Everything in the entries below must be reproduced exactly, except the images.

* * *

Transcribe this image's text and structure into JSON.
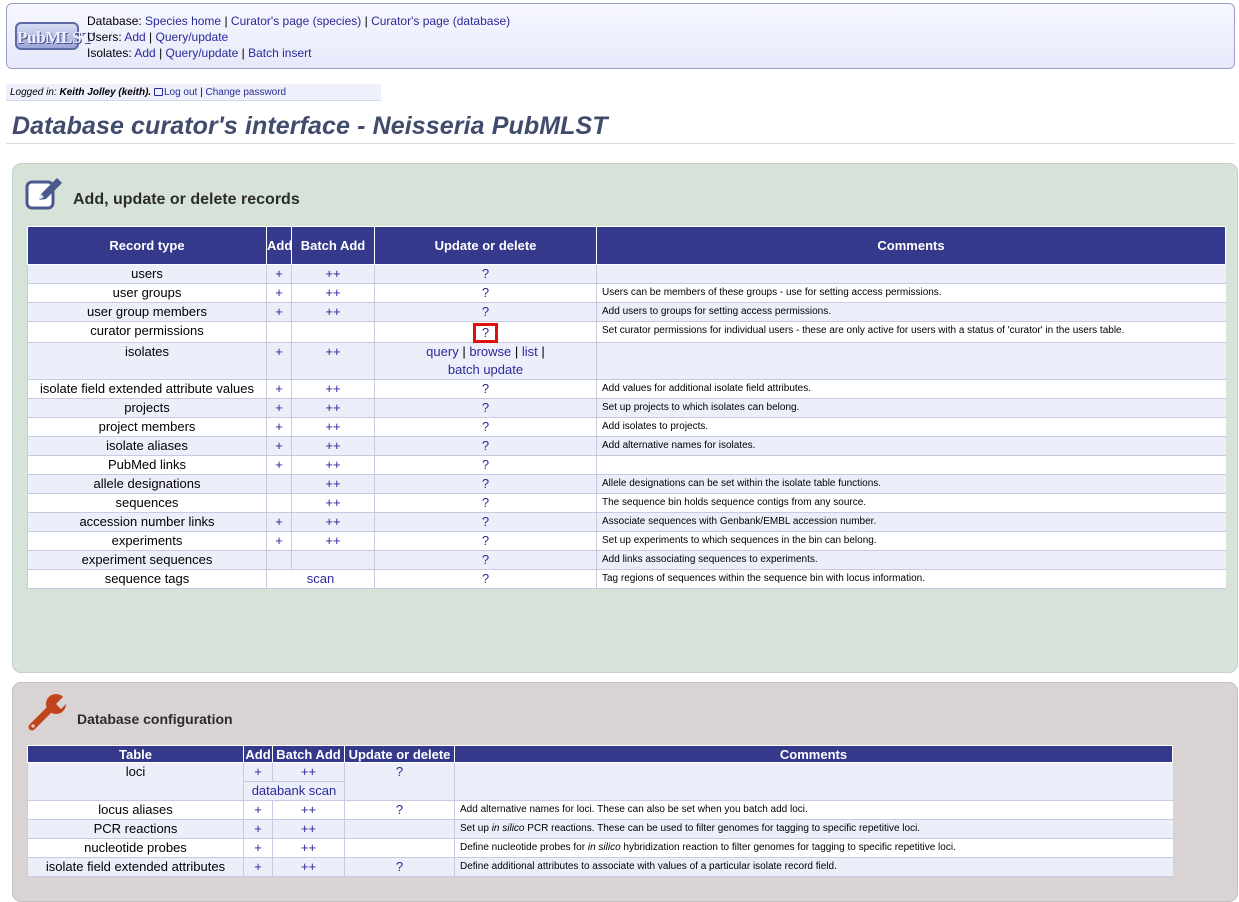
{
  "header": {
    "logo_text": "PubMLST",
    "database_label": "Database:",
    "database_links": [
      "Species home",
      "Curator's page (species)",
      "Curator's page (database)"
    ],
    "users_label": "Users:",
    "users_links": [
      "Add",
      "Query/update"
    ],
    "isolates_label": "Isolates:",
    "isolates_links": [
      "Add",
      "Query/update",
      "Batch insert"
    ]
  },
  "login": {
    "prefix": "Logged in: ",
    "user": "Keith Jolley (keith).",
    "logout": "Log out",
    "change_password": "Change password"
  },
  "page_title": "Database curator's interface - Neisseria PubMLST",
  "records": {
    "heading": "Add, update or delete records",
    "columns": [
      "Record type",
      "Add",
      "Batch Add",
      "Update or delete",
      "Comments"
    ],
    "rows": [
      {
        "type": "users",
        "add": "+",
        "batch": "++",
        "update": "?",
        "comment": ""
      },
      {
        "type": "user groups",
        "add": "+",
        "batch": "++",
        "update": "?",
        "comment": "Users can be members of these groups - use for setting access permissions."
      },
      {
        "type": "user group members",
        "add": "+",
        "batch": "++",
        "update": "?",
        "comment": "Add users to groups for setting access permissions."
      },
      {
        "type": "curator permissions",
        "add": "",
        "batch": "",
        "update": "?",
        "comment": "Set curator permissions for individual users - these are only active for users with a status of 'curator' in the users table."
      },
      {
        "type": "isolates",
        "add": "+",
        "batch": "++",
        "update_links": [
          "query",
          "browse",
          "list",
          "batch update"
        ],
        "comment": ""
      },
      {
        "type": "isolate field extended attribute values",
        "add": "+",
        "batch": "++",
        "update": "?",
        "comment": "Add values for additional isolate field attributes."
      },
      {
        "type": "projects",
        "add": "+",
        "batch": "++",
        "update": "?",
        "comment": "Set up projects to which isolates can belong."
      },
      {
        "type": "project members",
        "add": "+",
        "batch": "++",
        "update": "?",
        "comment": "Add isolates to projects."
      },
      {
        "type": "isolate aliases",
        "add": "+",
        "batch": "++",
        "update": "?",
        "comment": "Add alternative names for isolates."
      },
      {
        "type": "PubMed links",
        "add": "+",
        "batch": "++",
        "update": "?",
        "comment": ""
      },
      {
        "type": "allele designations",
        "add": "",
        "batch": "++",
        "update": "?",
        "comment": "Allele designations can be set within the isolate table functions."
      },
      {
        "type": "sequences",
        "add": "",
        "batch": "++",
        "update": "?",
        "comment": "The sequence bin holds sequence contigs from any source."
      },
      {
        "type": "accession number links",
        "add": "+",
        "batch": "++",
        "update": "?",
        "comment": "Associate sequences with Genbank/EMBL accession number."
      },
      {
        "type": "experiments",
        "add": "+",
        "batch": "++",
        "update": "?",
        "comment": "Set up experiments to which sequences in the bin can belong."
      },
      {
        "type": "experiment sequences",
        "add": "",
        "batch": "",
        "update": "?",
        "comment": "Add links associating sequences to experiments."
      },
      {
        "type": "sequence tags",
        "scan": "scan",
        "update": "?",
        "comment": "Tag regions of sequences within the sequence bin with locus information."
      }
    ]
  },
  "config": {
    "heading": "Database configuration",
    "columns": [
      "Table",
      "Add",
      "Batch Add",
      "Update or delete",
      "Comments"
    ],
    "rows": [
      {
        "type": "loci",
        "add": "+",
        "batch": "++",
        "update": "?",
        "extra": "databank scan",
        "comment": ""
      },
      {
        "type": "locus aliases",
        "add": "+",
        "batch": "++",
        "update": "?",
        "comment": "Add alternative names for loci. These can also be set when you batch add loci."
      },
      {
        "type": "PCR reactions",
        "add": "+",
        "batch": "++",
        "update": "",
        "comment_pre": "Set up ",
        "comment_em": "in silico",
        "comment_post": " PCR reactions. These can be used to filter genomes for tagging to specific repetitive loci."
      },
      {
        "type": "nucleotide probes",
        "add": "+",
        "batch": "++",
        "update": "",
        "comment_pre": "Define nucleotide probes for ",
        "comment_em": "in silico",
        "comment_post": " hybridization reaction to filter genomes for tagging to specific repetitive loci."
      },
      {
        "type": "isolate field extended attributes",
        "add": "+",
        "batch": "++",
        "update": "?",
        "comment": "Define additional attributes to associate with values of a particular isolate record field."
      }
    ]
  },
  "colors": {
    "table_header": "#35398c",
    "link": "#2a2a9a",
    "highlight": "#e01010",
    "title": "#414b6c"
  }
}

* * *

**RESULT OF THE EXERCISE**
Transcribe this image's text and structure into JSON.
{
  "header": {
    "logo_text": "PubMLST",
    "database_label": "Database:",
    "database_links": [
      "Species home",
      "Curator's page (species)",
      "Curator's page (database)"
    ],
    "users_label": "Users:",
    "users_links": [
      "Add",
      "Query/update"
    ],
    "isolates_label": "Isolates:",
    "isolates_links": [
      "Add",
      "Query/update",
      "Batch insert"
    ]
  },
  "login": {
    "prefix": "Logged in: ",
    "user": "Keith Jolley (keith).",
    "logout": "Log out",
    "change_password": "Change password"
  },
  "page_title": "Database curator's interface - Neisseria PubMLST",
  "records": {
    "heading": "Add, update or delete records",
    "columns": [
      "Record type",
      "Add",
      "Batch Add",
      "Update or delete",
      "Comments"
    ],
    "rows": [
      {
        "type": "users",
        "add": "+",
        "batch": "++",
        "update": "?",
        "comment": ""
      },
      {
        "type": "user groups",
        "add": "+",
        "batch": "++",
        "update": "?",
        "comment": "Users can be members of these groups - use for setting access permissions."
      },
      {
        "type": "user group members",
        "add": "+",
        "batch": "++",
        "update": "?",
        "comment": "Add users to groups for setting access permissions."
      },
      {
        "type": "curator permissions",
        "add": "",
        "batch": "",
        "update": "?",
        "comment": "Set curator permissions for individual users - these are only active for users with a status of 'curator' in the users table."
      },
      {
        "type": "isolates",
        "add": "+",
        "batch": "++",
        "update_links": [
          "query",
          "browse",
          "list",
          "batch update"
        ],
        "comment": ""
      },
      {
        "type": "isolate field extended attribute values",
        "add": "+",
        "batch": "++",
        "update": "?",
        "comment": "Add values for additional isolate field attributes."
      },
      {
        "type": "projects",
        "add": "+",
        "batch": "++",
        "update": "?",
        "comment": "Set up projects to which isolates can belong."
      },
      {
        "type": "project members",
        "add": "+",
        "batch": "++",
        "update": "?",
        "comment": "Add isolates to projects."
      },
      {
        "type": "isolate aliases",
        "add": "+",
        "batch": "++",
        "update": "?",
        "comment": "Add alternative names for isolates."
      },
      {
        "type": "PubMed links",
        "add": "+",
        "batch": "++",
        "update": "?",
        "comment": ""
      },
      {
        "type": "allele designations",
        "add": "",
        "batch": "++",
        "update": "?",
        "comment": "Allele designations can be set within the isolate table functions."
      },
      {
        "type": "sequences",
        "add": "",
        "batch": "++",
        "update": "?",
        "comment": "The sequence bin holds sequence contigs from any source."
      },
      {
        "type": "accession number links",
        "add": "+",
        "batch": "++",
        "update": "?",
        "comment": "Associate sequences with Genbank/EMBL accession number."
      },
      {
        "type": "experiments",
        "add": "+",
        "batch": "++",
        "update": "?",
        "comment": "Set up experiments to which sequences in the bin can belong."
      },
      {
        "type": "experiment sequences",
        "add": "",
        "batch": "",
        "update": "?",
        "comment": "Add links associating sequences to experiments."
      },
      {
        "type": "sequence tags",
        "scan": "scan",
        "update": "?",
        "comment": "Tag regions of sequences within the sequence bin with locus information."
      }
    ]
  },
  "config": {
    "heading": "Database configuration",
    "columns": [
      "Table",
      "Add",
      "Batch Add",
      "Update or delete",
      "Comments"
    ],
    "rows": [
      {
        "type": "loci",
        "add": "+",
        "batch": "++",
        "update": "?",
        "extra": "databank scan",
        "comment": ""
      },
      {
        "type": "locus aliases",
        "add": "+",
        "batch": "++",
        "update": "?",
        "comment": "Add alternative names for loci. These can also be set when you batch add loci."
      },
      {
        "type": "PCR reactions",
        "add": "+",
        "batch": "++",
        "update": "",
        "comment_pre": "Set up ",
        "comment_em": "in silico",
        "comment_post": " PCR reactions. These can be used to filter genomes for tagging to specific repetitive loci."
      },
      {
        "type": "nucleotide probes",
        "add": "+",
        "batch": "++",
        "update": "",
        "comment_pre": "Define nucleotide probes for ",
        "comment_em": "in silico",
        "comment_post": " hybridization reaction to filter genomes for tagging to specific repetitive loci."
      },
      {
        "type": "isolate field extended attributes",
        "add": "+",
        "batch": "++",
        "update": "?",
        "comment": "Define additional attributes to associate with values of a particular isolate record field."
      }
    ]
  },
  "colors": {
    "table_header": "#35398c",
    "link": "#2a2a9a",
    "highlight": "#e01010",
    "title": "#414b6c"
  }
}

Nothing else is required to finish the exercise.